INSTRUCTIONS TO FOLLOW> Lift out each line of the data that holds "view".
──────── MATERIAL FOR THIS EXERCISE ────────
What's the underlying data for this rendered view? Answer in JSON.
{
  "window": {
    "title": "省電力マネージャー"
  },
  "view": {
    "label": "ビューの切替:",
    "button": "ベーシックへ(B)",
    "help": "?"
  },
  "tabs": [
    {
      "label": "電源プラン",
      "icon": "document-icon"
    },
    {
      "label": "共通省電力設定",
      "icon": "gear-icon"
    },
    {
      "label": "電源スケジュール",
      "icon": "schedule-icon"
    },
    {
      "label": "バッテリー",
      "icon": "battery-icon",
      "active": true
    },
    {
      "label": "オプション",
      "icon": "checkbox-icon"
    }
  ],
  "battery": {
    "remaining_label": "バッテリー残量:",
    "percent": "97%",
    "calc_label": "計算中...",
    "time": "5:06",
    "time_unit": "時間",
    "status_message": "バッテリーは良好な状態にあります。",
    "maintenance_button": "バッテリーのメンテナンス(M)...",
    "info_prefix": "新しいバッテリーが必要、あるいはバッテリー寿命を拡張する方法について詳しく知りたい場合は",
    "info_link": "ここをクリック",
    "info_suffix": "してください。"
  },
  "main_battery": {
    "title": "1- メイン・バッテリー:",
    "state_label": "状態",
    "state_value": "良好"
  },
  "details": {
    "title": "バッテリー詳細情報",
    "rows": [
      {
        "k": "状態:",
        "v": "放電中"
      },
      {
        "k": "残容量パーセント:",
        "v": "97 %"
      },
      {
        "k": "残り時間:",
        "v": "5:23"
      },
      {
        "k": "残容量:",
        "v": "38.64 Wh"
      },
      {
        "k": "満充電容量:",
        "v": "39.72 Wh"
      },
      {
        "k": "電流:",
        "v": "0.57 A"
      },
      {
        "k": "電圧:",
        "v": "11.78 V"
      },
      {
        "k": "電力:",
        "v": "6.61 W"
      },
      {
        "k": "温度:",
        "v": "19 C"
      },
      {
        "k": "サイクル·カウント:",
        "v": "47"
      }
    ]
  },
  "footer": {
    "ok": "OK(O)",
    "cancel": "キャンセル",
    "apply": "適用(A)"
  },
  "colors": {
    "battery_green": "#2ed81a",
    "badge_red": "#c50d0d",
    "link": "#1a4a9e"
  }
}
────────
OUTPUT>
What's the underlying data for this rendered view? Answer in JSON.
  "view": {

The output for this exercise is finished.